WRITTEN TASK: Collect the lines of the entries where "планеты" shows up.

DATASET ENTRIES:
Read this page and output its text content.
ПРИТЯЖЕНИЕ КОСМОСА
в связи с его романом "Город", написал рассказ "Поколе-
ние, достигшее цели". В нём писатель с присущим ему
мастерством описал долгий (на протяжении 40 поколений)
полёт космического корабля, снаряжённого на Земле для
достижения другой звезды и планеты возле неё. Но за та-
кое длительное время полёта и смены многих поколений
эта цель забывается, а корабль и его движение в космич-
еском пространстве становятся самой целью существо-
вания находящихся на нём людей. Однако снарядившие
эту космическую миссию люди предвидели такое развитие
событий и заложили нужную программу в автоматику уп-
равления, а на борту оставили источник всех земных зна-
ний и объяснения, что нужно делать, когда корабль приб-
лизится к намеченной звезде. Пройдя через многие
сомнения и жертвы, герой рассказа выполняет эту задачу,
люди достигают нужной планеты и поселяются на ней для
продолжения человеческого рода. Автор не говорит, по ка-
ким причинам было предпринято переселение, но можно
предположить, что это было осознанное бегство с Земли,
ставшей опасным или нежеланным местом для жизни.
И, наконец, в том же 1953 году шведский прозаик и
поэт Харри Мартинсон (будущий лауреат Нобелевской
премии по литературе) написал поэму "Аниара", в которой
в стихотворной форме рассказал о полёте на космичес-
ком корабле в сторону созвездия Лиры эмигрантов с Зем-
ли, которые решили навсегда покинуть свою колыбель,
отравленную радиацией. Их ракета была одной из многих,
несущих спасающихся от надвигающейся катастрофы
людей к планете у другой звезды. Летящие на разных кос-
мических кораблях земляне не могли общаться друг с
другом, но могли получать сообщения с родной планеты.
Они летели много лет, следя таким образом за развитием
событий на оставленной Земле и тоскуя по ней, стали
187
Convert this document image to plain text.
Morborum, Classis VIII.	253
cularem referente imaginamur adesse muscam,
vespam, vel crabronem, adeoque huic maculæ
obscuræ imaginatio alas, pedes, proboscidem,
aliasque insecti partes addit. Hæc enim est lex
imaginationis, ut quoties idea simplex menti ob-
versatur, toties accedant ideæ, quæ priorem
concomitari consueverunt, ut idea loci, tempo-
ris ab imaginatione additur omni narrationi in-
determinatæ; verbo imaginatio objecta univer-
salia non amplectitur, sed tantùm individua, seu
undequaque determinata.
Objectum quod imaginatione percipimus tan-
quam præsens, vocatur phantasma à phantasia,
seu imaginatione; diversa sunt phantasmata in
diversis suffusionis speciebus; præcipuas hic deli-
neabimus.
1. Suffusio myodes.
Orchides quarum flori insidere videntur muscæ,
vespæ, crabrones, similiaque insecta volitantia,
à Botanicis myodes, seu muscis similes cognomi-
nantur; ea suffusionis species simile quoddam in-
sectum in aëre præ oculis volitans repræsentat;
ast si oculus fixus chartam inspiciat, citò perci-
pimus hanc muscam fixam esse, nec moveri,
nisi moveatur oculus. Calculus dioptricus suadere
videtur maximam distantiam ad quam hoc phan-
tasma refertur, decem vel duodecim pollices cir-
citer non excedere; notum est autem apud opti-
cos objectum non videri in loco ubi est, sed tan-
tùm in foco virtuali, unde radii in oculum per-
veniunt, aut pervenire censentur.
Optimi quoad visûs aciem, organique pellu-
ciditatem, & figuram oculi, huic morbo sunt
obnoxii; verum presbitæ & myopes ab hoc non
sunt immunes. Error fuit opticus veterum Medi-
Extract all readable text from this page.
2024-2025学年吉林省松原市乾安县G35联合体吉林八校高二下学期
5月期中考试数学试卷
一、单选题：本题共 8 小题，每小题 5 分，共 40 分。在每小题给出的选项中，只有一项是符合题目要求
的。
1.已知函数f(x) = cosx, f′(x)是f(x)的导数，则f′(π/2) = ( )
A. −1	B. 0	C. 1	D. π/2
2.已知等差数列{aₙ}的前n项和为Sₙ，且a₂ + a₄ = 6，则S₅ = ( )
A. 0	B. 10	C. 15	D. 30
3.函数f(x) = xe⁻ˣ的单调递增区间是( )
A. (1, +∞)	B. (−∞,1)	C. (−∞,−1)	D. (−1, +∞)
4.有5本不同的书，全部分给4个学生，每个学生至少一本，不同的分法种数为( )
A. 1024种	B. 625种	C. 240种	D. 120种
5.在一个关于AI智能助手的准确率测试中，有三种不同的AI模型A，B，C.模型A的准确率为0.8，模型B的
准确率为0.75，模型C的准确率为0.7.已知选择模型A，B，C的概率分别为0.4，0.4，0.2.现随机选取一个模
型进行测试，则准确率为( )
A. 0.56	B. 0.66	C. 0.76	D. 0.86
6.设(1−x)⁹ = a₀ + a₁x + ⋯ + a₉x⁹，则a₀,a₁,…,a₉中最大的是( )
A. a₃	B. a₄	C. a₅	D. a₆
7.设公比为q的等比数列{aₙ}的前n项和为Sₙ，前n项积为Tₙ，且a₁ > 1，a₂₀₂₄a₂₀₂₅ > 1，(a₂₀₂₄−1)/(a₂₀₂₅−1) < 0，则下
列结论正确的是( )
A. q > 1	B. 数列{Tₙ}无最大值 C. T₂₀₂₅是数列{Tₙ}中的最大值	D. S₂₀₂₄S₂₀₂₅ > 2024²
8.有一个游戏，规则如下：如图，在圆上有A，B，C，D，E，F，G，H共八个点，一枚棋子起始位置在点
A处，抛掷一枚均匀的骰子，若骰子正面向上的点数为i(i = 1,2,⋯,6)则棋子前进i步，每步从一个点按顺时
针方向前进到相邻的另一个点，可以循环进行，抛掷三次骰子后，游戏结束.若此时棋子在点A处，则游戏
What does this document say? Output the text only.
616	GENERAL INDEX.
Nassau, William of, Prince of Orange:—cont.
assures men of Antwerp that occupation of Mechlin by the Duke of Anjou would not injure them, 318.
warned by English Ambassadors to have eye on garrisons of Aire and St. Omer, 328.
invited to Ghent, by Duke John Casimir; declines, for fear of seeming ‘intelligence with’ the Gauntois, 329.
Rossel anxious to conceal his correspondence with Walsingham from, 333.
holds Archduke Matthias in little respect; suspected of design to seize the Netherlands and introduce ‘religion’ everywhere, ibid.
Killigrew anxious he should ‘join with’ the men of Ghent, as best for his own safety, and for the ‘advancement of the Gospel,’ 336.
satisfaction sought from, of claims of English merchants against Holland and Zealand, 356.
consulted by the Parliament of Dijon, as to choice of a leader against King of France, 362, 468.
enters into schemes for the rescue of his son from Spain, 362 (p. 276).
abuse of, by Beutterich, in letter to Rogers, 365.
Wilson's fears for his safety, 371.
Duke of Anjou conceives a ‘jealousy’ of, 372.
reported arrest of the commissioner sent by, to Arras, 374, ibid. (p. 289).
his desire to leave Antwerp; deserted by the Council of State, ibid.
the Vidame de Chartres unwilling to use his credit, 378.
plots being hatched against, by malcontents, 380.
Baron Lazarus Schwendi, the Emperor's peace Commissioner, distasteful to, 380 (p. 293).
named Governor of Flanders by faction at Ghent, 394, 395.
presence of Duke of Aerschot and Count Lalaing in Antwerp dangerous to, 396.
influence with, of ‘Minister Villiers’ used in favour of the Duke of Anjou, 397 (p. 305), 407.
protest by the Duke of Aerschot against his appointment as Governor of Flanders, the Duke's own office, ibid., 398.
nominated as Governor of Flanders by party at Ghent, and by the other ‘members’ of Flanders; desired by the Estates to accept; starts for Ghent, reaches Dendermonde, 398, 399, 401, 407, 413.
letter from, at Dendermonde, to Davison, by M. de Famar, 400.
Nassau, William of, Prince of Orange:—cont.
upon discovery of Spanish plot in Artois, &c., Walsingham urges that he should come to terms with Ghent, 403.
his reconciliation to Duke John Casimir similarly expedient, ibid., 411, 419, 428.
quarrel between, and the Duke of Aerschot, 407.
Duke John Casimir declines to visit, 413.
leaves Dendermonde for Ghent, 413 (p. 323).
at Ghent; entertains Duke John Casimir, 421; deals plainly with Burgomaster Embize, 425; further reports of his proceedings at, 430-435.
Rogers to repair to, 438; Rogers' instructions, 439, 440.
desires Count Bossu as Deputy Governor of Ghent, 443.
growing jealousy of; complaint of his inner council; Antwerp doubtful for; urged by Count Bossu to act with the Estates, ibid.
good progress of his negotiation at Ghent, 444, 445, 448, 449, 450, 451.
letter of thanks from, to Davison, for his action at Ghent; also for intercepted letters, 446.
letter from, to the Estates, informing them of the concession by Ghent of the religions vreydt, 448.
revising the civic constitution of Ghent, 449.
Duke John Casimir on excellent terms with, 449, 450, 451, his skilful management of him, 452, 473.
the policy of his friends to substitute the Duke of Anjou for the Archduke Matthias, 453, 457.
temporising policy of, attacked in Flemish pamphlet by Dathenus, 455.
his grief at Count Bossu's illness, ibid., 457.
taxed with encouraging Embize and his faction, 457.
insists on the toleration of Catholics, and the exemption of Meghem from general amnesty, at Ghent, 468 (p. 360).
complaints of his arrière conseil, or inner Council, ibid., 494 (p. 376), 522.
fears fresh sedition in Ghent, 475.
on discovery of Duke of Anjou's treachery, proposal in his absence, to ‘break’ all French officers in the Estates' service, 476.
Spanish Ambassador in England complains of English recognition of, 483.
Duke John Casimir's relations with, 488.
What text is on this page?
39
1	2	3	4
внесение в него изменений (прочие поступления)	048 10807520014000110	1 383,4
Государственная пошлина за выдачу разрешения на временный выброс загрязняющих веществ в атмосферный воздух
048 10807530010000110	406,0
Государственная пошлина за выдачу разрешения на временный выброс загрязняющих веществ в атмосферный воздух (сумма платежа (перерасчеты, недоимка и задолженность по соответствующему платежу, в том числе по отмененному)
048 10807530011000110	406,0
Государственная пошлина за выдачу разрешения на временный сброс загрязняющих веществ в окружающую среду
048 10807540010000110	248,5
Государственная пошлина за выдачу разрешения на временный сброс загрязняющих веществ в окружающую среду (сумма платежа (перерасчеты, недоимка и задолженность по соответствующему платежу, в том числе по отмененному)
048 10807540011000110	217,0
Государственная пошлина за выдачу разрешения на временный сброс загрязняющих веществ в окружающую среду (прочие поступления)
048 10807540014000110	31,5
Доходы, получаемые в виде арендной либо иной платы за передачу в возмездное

FULL ANSWER:
достижения другой звезды и планеты возле неё. Но за та-
люди достигают нужной планеты и поселяются на ней для
другом, но могли получать сообщения с родной планеты.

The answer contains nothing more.